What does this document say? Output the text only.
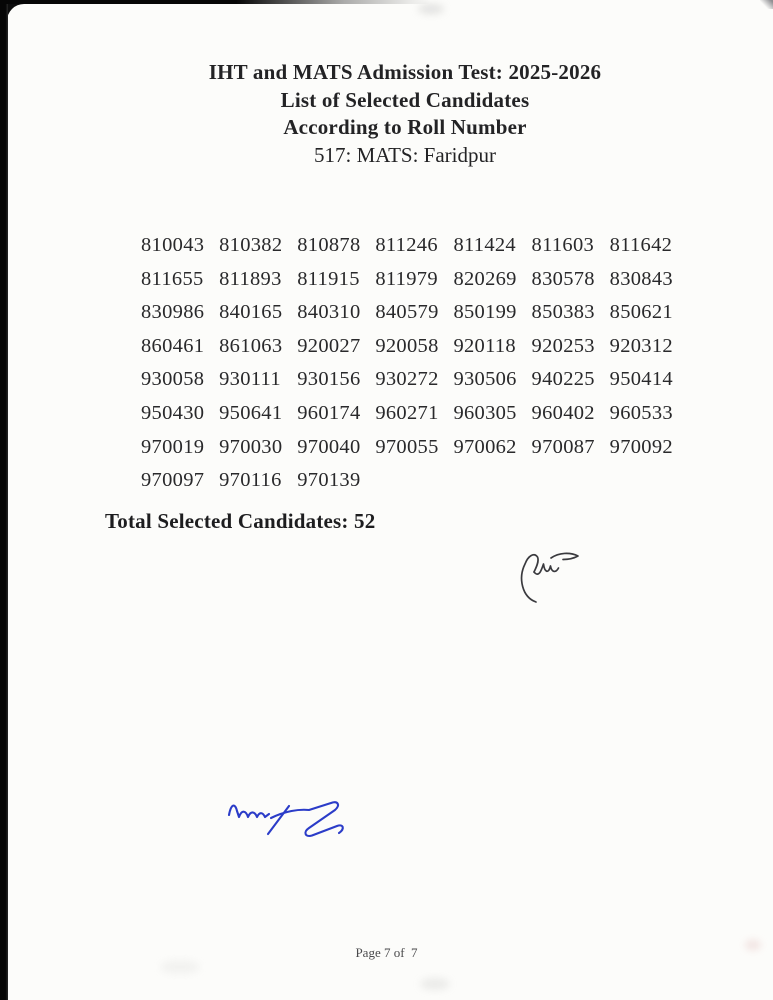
IHT and MATS Admission Test: 2025-2026
List of Selected Candidates
According to Roll Number
517: MATS: Faridpur
810043 810382 810878 811246 811424 811603 811642
811655 811893 811915 811979 820269 830578 830843
830986 840165 840310 840579 850199 850383 850621
860461 861063 920027 920058 920118 920253 920312
930058 930111 930156 930272 930506 940225 950414
950430 950641 960174 960271 960305 960402 960533
970019 970030 970040 970055 970062 970087 970092
970097 970116 970139
Total Selected Candidates: 52
Page 7 of  7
------------------------
▸ WHAT THE TASK REQUIRES:
Without the pictures, retype the whole of the material above exactly.

▸ RESULT OF THE TASK:
What does this document say? Output the text only.
IHT and MATS Admission Test: 2025-2026
List of Selected Candidates
According to Roll Number
517: MATS: Faridpur
810043 810382 810878 811246 811424 811603 811642
811655 811893 811915 811979 820269 830578 830843
830986 840165 840310 840579 850199 850383 850621
860461 861063 920027 920058 920118 920253 920312
930058 930111 930156 930272 930506 940225 950414
950430 950641 960174 960271 960305 960402 960533
970019 970030 970040 970055 970062 970087 970092
970097 970116 970139
Total Selected Candidates: 52
Page 7 of  7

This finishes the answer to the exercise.